═══ RECORD LIST
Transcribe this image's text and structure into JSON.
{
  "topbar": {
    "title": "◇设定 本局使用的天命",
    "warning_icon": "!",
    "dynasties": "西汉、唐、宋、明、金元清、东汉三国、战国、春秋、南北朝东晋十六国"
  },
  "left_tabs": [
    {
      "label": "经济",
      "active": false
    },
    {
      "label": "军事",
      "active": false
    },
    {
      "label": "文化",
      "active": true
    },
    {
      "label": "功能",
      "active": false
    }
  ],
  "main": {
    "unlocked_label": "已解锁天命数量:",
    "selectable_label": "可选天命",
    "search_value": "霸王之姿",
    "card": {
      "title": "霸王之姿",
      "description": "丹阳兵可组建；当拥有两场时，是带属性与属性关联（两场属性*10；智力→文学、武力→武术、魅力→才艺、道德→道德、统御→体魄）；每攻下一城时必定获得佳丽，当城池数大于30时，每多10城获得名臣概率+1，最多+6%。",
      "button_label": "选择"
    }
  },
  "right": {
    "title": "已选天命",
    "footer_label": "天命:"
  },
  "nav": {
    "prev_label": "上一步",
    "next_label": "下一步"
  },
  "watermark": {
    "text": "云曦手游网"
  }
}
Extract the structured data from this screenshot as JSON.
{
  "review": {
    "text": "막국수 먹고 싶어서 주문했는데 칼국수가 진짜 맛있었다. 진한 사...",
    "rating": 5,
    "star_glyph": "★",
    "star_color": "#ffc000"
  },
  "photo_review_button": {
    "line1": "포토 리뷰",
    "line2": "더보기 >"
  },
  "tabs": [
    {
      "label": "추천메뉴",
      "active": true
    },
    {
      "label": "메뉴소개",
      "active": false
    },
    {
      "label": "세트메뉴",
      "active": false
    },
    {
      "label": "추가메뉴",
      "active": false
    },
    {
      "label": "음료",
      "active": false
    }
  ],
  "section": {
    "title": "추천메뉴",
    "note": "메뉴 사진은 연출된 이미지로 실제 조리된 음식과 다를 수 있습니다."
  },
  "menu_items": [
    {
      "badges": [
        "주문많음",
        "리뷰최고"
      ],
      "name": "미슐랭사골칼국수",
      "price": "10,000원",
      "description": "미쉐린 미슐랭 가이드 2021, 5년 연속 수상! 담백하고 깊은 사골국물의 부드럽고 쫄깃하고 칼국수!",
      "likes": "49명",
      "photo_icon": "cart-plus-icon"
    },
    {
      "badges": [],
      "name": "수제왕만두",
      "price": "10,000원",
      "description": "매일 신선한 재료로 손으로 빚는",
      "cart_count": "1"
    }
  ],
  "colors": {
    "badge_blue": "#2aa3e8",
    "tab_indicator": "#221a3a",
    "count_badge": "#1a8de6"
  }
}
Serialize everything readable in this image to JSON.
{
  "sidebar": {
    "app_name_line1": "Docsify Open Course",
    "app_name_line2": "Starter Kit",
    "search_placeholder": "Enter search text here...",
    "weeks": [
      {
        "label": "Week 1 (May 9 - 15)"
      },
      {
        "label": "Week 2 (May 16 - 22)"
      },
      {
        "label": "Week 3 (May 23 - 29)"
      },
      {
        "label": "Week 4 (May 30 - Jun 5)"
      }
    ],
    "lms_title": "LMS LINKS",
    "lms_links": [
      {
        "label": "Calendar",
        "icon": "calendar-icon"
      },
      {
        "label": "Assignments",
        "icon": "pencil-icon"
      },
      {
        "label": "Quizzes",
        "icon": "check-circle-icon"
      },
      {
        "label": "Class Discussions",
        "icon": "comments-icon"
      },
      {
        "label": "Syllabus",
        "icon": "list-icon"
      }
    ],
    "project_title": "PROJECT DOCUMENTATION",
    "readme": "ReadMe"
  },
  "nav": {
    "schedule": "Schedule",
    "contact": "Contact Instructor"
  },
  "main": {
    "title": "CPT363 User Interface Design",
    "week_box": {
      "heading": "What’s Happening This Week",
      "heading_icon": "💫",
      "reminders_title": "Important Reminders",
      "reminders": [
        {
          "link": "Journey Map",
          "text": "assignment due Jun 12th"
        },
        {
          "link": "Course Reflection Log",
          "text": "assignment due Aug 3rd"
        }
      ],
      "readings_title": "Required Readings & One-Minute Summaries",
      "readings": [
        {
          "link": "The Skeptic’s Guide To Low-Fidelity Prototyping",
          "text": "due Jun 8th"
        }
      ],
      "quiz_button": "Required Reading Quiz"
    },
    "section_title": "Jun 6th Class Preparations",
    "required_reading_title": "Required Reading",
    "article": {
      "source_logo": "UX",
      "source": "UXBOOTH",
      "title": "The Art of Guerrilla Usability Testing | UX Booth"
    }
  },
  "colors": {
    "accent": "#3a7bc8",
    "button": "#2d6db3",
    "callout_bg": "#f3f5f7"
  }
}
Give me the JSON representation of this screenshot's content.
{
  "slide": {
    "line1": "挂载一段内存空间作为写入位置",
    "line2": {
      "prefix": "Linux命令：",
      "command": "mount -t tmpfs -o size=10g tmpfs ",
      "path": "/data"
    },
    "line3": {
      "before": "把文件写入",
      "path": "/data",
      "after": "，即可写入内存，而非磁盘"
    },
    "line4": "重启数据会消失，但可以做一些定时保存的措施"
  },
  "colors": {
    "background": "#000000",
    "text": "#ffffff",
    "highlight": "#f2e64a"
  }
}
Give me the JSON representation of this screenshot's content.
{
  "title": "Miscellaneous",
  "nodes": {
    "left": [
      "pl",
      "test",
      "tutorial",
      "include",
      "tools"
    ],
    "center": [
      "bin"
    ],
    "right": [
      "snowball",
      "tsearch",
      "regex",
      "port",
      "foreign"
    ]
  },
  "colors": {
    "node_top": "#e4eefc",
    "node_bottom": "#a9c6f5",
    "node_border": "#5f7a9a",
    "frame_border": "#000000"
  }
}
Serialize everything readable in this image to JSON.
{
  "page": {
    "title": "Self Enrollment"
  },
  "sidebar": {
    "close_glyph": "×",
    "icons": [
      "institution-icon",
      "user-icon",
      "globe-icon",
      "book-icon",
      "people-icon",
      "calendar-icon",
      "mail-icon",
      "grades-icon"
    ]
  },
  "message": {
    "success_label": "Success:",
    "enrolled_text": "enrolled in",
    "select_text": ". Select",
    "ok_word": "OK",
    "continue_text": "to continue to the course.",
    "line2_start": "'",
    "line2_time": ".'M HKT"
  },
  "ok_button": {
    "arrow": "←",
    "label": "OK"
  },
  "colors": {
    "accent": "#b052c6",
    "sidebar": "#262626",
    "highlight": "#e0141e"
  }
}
══════
GIVEN TASK: Set all of the entries down again, exactly as they were given.

EXERCISE OUTPUT:
Transcribe this image's text and structure into JSON.
{
  "topbar": {
    "title": "◇设定 本局使用的天命",
    "warning_icon": "!",
    "dynasties": "西汉、唐、宋、明、金元清、东汉三国、战国、春秋、南北朝东晋十六国"
  },
  "left_tabs": [
    {
      "label": "经济",
      "active": false
    },
    {
      "label": "军事",
      "active": false
    },
    {
      "label": "文化",
      "active": true
    },
    {
      "label": "功能",
      "active": false
    }
  ],
  "main": {
    "unlocked_label": "已解锁天命数量:",
    "selectable_label": "可选天命",
    "search_value": "霸王之姿",
    "card": {
      "title": "霸王之姿",
      "description": "丹阳兵可组建；当拥有两场时，是带属性与属性关联（两场属性*10；智力→文学、武力→武术、魅力→才艺、道德→道德、统御→体魄）；每攻下一城时必定获得佳丽，当城池数大于30时，每多10城获得名臣概率+1，最多+6%。",
      "button_label": "选择"
    }
  },
  "right": {
    "title": "已选天命",
    "footer_label": "天命:"
  },
  "nav": {
    "prev_label": "上一步",
    "next_label": "下一步"
  },
  "watermark": {
    "text": "云曦手游网"
  }
}
Extract the structured data from this screenshot as JSON.
{
  "review": {
    "text": "막국수 먹고 싶어서 주문했는데 칼국수가 진짜 맛있었다. 진한 사...",
    "rating": 5,
    "star_glyph": "★",
    "star_color": "#ffc000"
  },
  "photo_review_button": {
    "line1": "포토 리뷰",
    "line2": "더보기 >"
  },
  "tabs": [
    {
      "label": "추천메뉴",
      "active": true
    },
    {
      "label": "메뉴소개",
      "active": false
    },
    {
      "label": "세트메뉴",
      "active": false
    },
    {
      "label": "추가메뉴",
      "active": false
    },
    {
      "label": "음료",
      "active": false
    }
  ],
  "section": {
    "title": "추천메뉴",
    "note": "메뉴 사진은 연출된 이미지로 실제 조리된 음식과 다를 수 있습니다."
  },
  "menu_items": [
    {
      "badges": [
        "주문많음",
        "리뷰최고"
      ],
      "name": "미슐랭사골칼국수",
      "price": "10,000원",
      "description": "미쉐린 미슐랭 가이드 2021, 5년 연속 수상! 담백하고 깊은 사골국물의 부드럽고 쫄깃하고 칼국수!",
      "likes": "49명",
      "photo_icon": "cart-plus-icon"
    },
    {
      "badges": [],
      "name": "수제왕만두",
      "price": "10,000원",
      "description": "매일 신선한 재료로 손으로 빚는",
      "cart_count": "1"
    }
  ],
  "colors": {
    "badge_blue": "#2aa3e8",
    "tab_indicator": "#221a3a",
    "count_badge": "#1a8de6"
  }
}
Serialize everything readable in this image to JSON.
{
  "sidebar": {
    "app_name_line1": "Docsify Open Course",
    "app_name_line2": "Starter Kit",
    "search_placeholder": "Enter search text here...",
    "weeks": [
      {
        "label": "Week 1 (May 9 - 15)"
      },
      {
        "label": "Week 2 (May 16 - 22)"
      },
      {
        "label": "Week 3 (May 23 - 29)"
      },
      {
        "label": "Week 4 (May 30 - Jun 5)"
      }
    ],
    "lms_title": "LMS LINKS",
    "lms_links": [
      {
        "label": "Calendar",
        "icon": "calendar-icon"
      },
      {
        "label": "Assignments",
        "icon": "pencil-icon"
      },
      {
        "label": "Quizzes",
        "icon": "check-circle-icon"
      },
      {
        "label": "Class Discussions",
        "icon": "comments-icon"
      },
      {
        "label": "Syllabus",
        "icon": "list-icon"
      }
    ],
    "project_title": "PROJECT DOCUMENTATION",
    "readme": "ReadMe"
  },
  "nav": {
    "schedule": "Schedule",
    "contact": "Contact Instructor"
  },
  "main": {
    "title": "CPT363 User Interface Design",
    "week_box": {
      "heading": "What’s Happening This Week",
      "heading_icon": "💫",
      "reminders_title": "Important Reminders",
      "reminders": [
        {
          "link": "Journey Map",
          "text": "assignment due Jun 12th"
        },
        {
          "link": "Course Reflection Log",
          "text": "assignment due Aug 3rd"
        }
      ],
      "readings_title": "Required Readings & One-Minute Summaries",
      "readings": [
        {
          "link": "The Skeptic’s Guide To Low-Fidelity Prototyping",
          "text": "due Jun 8th"
        }
      ],
      "quiz_button": "Required Reading Quiz"
    },
    "section_title": "Jun 6th Class Preparations",
    "required_reading_title": "Required Reading",
    "article": {
      "source_logo": "UX",
      "source": "UXBOOTH",
      "title": "The Art of Guerrilla Usability Testing | UX Booth"
    }
  },
  "colors": {
    "accent": "#3a7bc8",
    "button": "#2d6db3",
    "callout_bg": "#f3f5f7"
  }
}
Give me the JSON representation of this screenshot's content.
{
  "slide": {
    "line1": "挂载一段内存空间作为写入位置",
    "line2": {
      "prefix": "Linux命令：",
      "command": "mount -t tmpfs -o size=10g tmpfs ",
      "path": "/data"
    },
    "line3": {
      "before": "把文件写入",
      "path": "/data",
      "after": "，即可写入内存，而非磁盘"
    },
    "line4": "重启数据会消失，但可以做一些定时保存的措施"
  },
  "colors": {
    "background": "#000000",
    "text": "#ffffff",
    "highlight": "#f2e64a"
  }
}
Give me the JSON representation of this screenshot's content.
{
  "title": "Miscellaneous",
  "nodes": {
    "left": [
      "pl",
      "test",
      "tutorial",
      "include",
      "tools"
    ],
    "center": [
      "bin"
    ],
    "right": [
      "snowball",
      "tsearch",
      "regex",
      "port",
      "foreign"
    ]
  },
  "colors": {
    "node_top": "#e4eefc",
    "node_bottom": "#a9c6f5",
    "node_border": "#5f7a9a",
    "frame_border": "#000000"
  }
}
Serialize everything readable in this image to JSON.
{
  "page": {
    "title": "Self Enrollment"
  },
  "sidebar": {
    "close_glyph": "×",
    "icons": [
      "institution-icon",
      "user-icon",
      "globe-icon",
      "book-icon",
      "people-icon",
      "calendar-icon",
      "mail-icon",
      "grades-icon"
    ]
  },
  "message": {
    "success_label": "Success:",
    "enrolled_text": "enrolled in",
    "select_text": ". Select",
    "ok_word": "OK",
    "continue_text": "to continue to the course.",
    "line2_start": "'",
    "line2_time": ".'M HKT"
  },
  "ok_button": {
    "arrow": "←",
    "label": "OK"
  },
  "colors": {
    "accent": "#b052c6",
    "sidebar": "#262626",
    "highlight": "#e0141e"
  }
}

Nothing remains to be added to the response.